● Problem to work on
Examine the records and identify each line that includes the string "marker". Copy those lines.

(Figure contents as structured data)
## Begin

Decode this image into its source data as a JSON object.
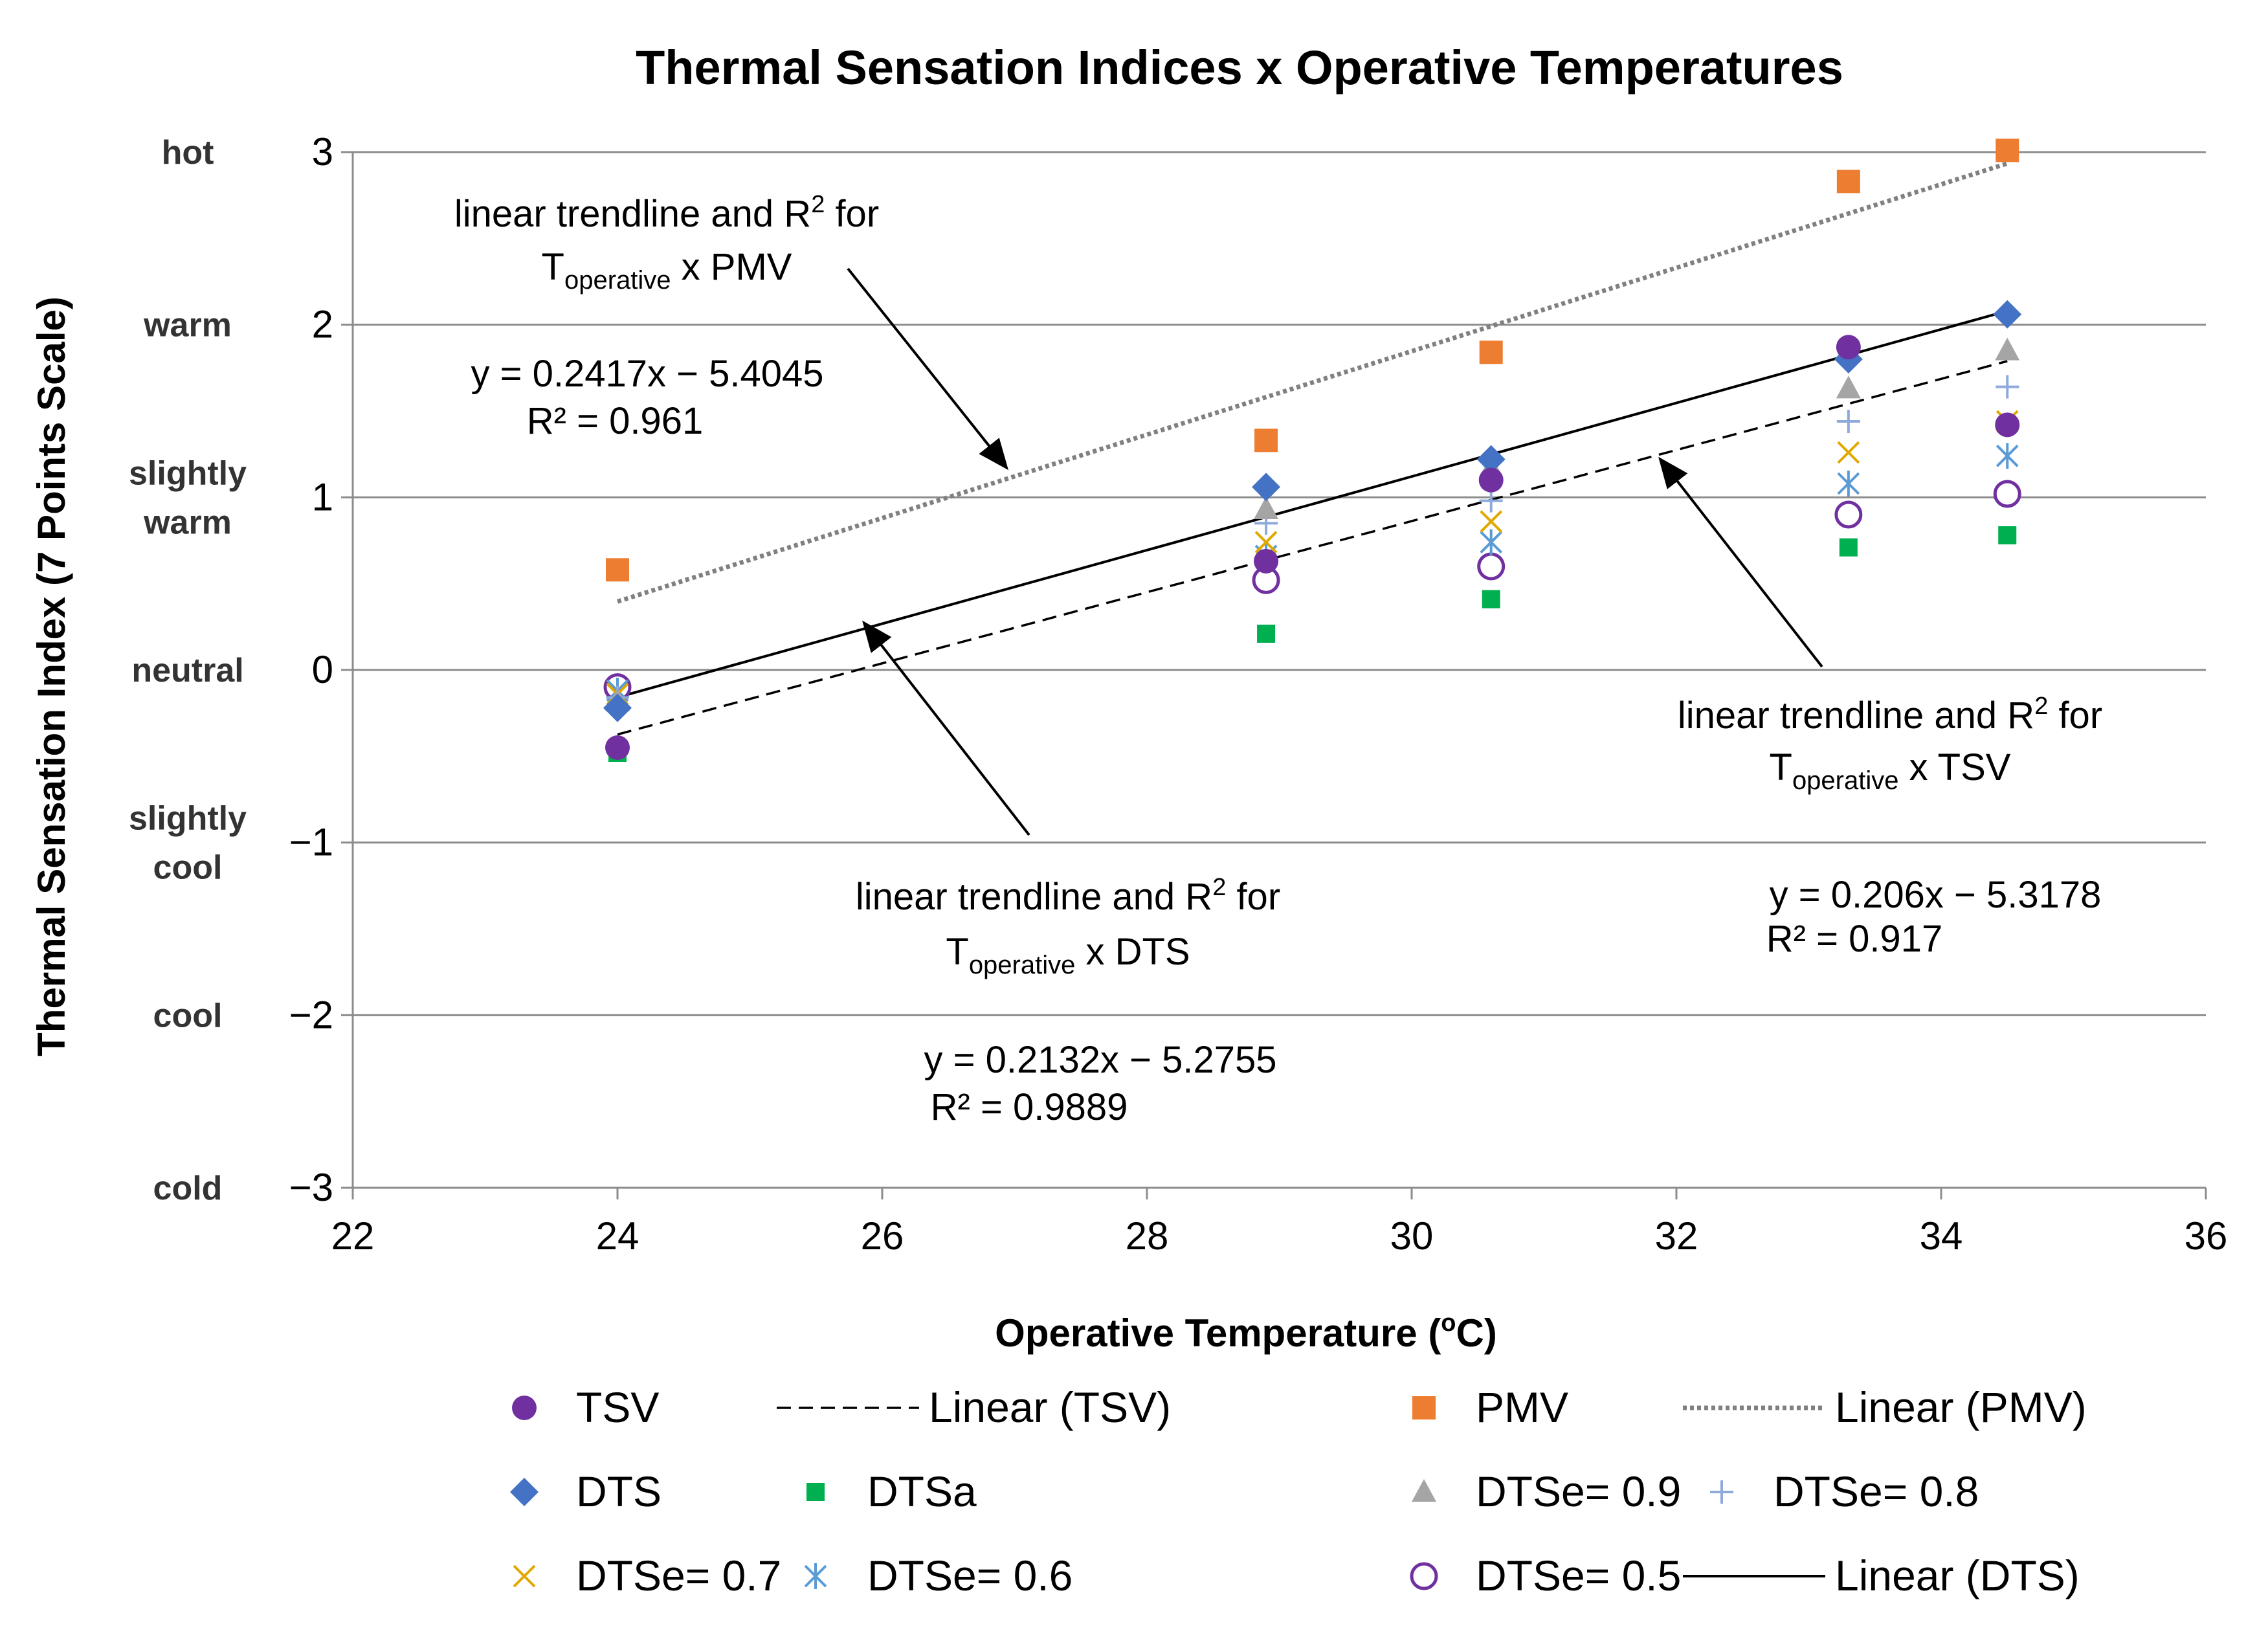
{
  "chart_data": {
    "type": "scatter",
    "title": "Thermal Sensation Indices x Operative Temperatures",
    "xlabel": "Operative Temperature (",
    "xlabel_sup": "o",
    "xlabel_suffix": "C)",
    "ylabel": "Thermal Sensation Index (7 Points Scale)",
    "xlim": [
      22,
      36
    ],
    "ylim": [
      -3,
      3
    ],
    "x_ticks": [
      22,
      24,
      26,
      28,
      30,
      32,
      34,
      36
    ],
    "y_ticks": [
      3,
      2,
      1,
      0,
      -1,
      -2,
      -3
    ],
    "y_tick_labels": [
      "3",
      "2",
      "1",
      "0",
      "−1",
      "−2",
      "−3"
    ],
    "grid": "horizontal",
    "sensation_scale": [
      {
        "lines": [
          "hot"
        ],
        "y": 3
      },
      {
        "lines": [
          "warm"
        ],
        "y": 2
      },
      {
        "lines": [
          "slightly",
          "warm"
        ],
        "y": 1
      },
      {
        "lines": [
          "neutral"
        ],
        "y": 0
      },
      {
        "lines": [
          "slightly",
          "cool"
        ],
        "y": -1
      },
      {
        "lines": [
          "cool"
        ],
        "y": -2
      },
      {
        "lines": [
          "cold"
        ],
        "y": -3
      }
    ],
    "x": [
      24,
      28.9,
      30.6,
      33.3,
      34.5
    ],
    "series": [
      {
        "name": "TSV",
        "marker": "circle",
        "color": "#7030a0",
        "values": [
          -0.45,
          0.63,
          1.1,
          1.87,
          1.42
        ]
      },
      {
        "name": "PMV",
        "marker": "square",
        "color": "#ed7d31",
        "values": [
          0.58,
          1.33,
          1.84,
          2.83,
          3.01
        ]
      },
      {
        "name": "DTS",
        "marker": "diamond",
        "color": "#4472c4",
        "values": [
          -0.22,
          1.06,
          1.22,
          1.8,
          2.06
        ]
      },
      {
        "name": "DTSa",
        "marker": "square-small",
        "color": "#00b050",
        "values": [
          -0.48,
          0.21,
          0.41,
          0.71,
          0.78
        ]
      },
      {
        "name": "DTSe= 0.9",
        "marker": "triangle",
        "color": "#a5a5a5",
        "values": [
          -0.18,
          0.93,
          1.17,
          1.63,
          1.85
        ]
      },
      {
        "name": "DTSe= 0.8",
        "marker": "plus",
        "color": "#8eaadb",
        "values": [
          -0.16,
          0.85,
          0.98,
          1.44,
          1.64
        ]
      },
      {
        "name": "DTSe= 0.7",
        "marker": "x",
        "color": "#e0a800",
        "values": [
          -0.14,
          0.74,
          0.86,
          1.26,
          1.44
        ]
      },
      {
        "name": "DTSe= 0.6",
        "marker": "star",
        "color": "#5b9bd5",
        "values": [
          -0.12,
          0.66,
          0.74,
          1.08,
          1.24
        ]
      },
      {
        "name": "DTSe= 0.5",
        "marker": "circle-open",
        "color": "#7030a0",
        "values": [
          -0.1,
          0.52,
          0.6,
          0.9,
          1.02
        ]
      }
    ],
    "trendlines": [
      {
        "name": "Linear (TSV)",
        "style": "dashed",
        "color": "#000000",
        "x_range": [
          24,
          34.5
        ],
        "slope": 0.206,
        "intercept": -5.3178
      },
      {
        "name": "Linear (PMV)",
        "style": "dotted",
        "color": "#808080",
        "x_range": [
          24,
          34.5
        ],
        "slope": 0.2417,
        "intercept": -5.4045
      },
      {
        "name": "Linear (DTS)",
        "style": "solid",
        "color": "#000000",
        "x_range": [
          24,
          34.5
        ],
        "slope": 0.2132,
        "intercept": -5.2755
      }
    ],
    "annotations": {
      "pmv": {
        "line1": "linear trendline and R",
        "sup": "2",
        "for_text": " for",
        "t_main": "T",
        "t_sub": "operative",
        "t_tail": " x PMV",
        "equation": "y = 0.2417x − 5.4045",
        "r2": "R² = 0.961"
      },
      "tsv": {
        "line1": "linear trendline and R",
        "sup": "2",
        "for_text": " for",
        "t_main": "T",
        "t_sub": "operative",
        "t_tail": " x TSV",
        "equation": "y = 0.206x − 5.3178",
        "r2": "R² = 0.917"
      },
      "dts": {
        "line1": "linear trendline and R",
        "sup": "2",
        "for_text": " for",
        "t_main": "T",
        "t_sub": "operative",
        "t_tail": " x DTS",
        "equation": "y = 0.2132x − 5.2755",
        "r2": "R² = 0.9889"
      }
    },
    "legend": {
      "placement": "bottom",
      "rows": [
        [
          {
            "label": "TSV",
            "key": "circle",
            "color": "#7030a0"
          },
          {
            "label": "Linear (TSV)",
            "key": "dashed",
            "color": "#000000"
          },
          {
            "label": "PMV",
            "key": "square",
            "color": "#ed7d31"
          },
          {
            "label": "Linear (PMV)",
            "key": "dotted",
            "color": "#808080"
          }
        ],
        [
          {
            "label": "DTS",
            "key": "diamond",
            "color": "#4472c4"
          },
          {
            "label": "DTSa",
            "key": "square-small",
            "color": "#00b050"
          },
          {
            "label": "DTSe= 0.9",
            "key": "triangle",
            "color": "#a5a5a5"
          },
          {
            "label": "DTSe= 0.8",
            "key": "plus",
            "color": "#8eaadb"
          }
        ],
        [
          {
            "label": "DTSe= 0.7",
            "key": "x",
            "color": "#e0a800"
          },
          {
            "label": "DTSe= 0.6",
            "key": "star",
            "color": "#5b9bd5"
          },
          {
            "label": "DTSe= 0.5",
            "key": "circle-open",
            "color": "#7030a0"
          },
          {
            "label": "Linear (DTS)",
            "key": "solid",
            "color": "#000000"
          }
        ]
      ]
    }
  }
}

## End

● Complete response
        "marker": "circle",
        "marker": "square",
        "marker": "diamond",
        "marker": "square-small",
        "marker": "triangle",
        "marker": "plus",
        "marker": "x",
        "marker": "star",
        "marker": "circle-open",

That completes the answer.